** Begin The records **

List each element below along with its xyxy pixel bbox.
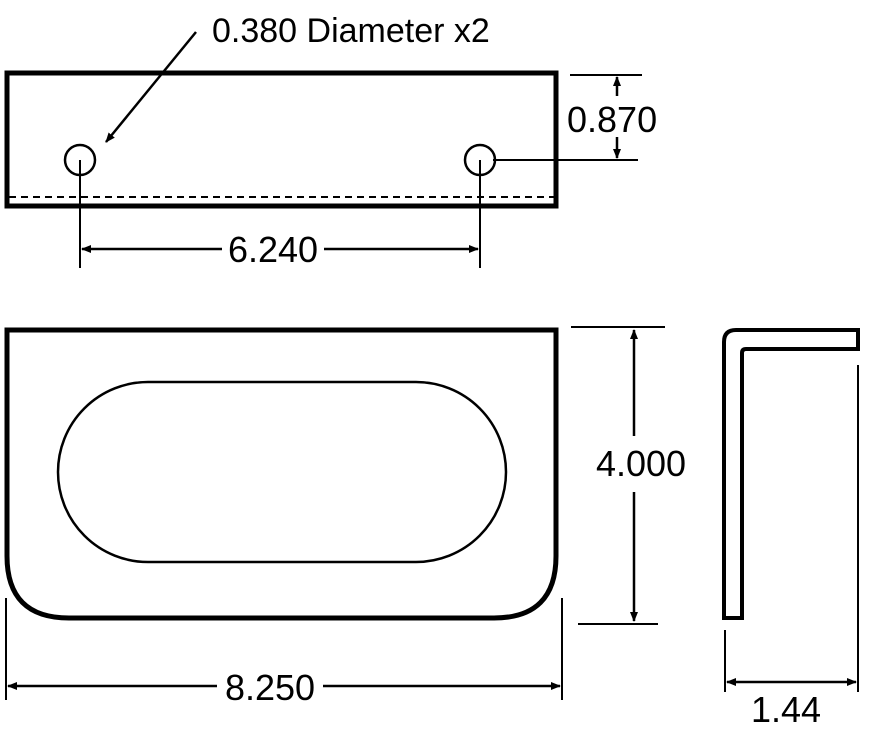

** End The records **
** Begin The records **

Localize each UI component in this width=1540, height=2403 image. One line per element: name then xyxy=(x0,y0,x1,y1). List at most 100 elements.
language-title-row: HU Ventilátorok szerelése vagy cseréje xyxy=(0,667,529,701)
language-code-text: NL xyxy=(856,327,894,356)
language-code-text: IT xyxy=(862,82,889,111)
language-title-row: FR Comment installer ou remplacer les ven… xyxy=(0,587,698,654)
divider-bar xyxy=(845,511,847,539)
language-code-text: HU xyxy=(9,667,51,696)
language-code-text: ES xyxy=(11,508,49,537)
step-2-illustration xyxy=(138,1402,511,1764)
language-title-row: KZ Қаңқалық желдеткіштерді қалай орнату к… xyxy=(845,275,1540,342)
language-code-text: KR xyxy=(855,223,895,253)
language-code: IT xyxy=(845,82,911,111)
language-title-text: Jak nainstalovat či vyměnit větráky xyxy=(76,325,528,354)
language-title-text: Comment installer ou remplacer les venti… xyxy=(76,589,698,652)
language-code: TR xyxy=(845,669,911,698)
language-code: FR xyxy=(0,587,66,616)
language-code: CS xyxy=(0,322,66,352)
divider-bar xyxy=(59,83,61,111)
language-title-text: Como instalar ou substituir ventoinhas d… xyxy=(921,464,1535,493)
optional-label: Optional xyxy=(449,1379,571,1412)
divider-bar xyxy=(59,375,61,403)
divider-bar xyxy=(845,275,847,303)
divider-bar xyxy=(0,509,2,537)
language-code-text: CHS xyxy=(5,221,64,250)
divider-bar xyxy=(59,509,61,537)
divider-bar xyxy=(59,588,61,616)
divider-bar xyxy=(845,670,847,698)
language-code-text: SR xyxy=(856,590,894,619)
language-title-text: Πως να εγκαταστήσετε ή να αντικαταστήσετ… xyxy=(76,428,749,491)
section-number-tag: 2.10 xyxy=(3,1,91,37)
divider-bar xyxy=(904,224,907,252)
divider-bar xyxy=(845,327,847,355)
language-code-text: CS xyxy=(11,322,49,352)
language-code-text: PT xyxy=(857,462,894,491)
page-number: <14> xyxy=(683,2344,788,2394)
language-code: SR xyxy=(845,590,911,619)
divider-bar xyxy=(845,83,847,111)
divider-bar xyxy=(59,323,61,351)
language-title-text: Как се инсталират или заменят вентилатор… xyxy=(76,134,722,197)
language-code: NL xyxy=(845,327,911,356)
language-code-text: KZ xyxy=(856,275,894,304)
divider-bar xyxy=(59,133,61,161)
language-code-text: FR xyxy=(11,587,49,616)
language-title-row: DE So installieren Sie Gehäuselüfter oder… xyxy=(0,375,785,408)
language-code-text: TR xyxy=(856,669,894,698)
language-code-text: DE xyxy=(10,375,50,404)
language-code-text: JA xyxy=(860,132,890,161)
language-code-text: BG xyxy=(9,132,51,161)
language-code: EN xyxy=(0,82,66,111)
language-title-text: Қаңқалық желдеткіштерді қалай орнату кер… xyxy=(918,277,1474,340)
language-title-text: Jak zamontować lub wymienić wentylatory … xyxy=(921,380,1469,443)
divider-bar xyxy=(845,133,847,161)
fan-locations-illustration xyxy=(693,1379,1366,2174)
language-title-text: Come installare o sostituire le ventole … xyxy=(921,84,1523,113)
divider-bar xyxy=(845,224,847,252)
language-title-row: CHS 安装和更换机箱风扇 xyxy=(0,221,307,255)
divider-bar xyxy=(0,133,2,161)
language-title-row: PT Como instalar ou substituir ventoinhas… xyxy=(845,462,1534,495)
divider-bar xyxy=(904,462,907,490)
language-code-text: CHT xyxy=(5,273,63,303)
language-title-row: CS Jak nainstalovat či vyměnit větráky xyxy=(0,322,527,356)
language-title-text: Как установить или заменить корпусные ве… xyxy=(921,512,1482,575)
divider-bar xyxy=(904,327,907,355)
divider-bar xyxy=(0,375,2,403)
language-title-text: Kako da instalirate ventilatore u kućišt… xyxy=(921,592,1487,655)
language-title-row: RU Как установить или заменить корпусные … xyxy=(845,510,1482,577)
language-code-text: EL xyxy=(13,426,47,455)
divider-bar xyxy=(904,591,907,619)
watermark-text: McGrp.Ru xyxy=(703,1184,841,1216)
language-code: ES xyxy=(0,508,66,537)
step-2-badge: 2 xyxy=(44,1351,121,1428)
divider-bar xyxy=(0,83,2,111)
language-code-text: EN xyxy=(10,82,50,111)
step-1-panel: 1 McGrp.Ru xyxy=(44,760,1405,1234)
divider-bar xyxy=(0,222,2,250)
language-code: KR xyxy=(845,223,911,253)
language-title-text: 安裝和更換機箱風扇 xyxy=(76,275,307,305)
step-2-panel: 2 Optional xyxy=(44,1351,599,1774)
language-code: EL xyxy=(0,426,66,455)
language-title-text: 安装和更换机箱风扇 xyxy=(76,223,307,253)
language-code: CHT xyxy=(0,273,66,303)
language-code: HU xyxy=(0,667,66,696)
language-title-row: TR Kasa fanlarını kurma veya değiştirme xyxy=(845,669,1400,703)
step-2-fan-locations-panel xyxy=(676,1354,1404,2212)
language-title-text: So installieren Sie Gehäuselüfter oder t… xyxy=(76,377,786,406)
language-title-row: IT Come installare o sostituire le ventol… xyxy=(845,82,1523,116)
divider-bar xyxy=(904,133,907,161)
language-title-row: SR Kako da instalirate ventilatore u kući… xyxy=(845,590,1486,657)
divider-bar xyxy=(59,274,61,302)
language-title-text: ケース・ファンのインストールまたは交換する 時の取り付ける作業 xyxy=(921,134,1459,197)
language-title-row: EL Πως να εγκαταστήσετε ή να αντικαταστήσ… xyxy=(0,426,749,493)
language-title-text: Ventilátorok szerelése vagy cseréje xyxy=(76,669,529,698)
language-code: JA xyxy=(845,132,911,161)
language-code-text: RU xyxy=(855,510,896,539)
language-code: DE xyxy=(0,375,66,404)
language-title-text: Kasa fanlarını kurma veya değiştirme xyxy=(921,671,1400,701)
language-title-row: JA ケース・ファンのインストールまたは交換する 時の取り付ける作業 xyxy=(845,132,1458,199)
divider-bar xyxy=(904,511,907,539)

** End The records **

- The request:
Copy the listing verbatim, starting with the line that contains "Localize each UI" and going on through the line that contains "language-code: IT xyxy=(845,82,911,111)", both included.

- Answer to this exercise:
Localize each UI component in this width=1540, height=2403 image. One line per element: name then xyxy=(x0,y0,x1,y1). List at most 100 elements.
language-title-row: HU Ventilátorok szerelése vagy cseréje xyxy=(0,667,529,701)
language-code-text: NL xyxy=(856,327,894,356)
language-code-text: IT xyxy=(862,82,889,111)
language-title-row: FR Comment installer ou remplacer les ven… xyxy=(0,587,698,654)
divider-bar xyxy=(845,511,847,539)
language-code-text: HU xyxy=(9,667,51,696)
language-code-text: ES xyxy=(11,508,49,537)
step-2-illustration xyxy=(138,1402,511,1764)
language-title-row: KZ Қаңқалық желдеткіштерді қалай орнату к… xyxy=(845,275,1540,342)
language-code-text: KR xyxy=(855,223,895,253)
language-code: IT xyxy=(845,82,911,111)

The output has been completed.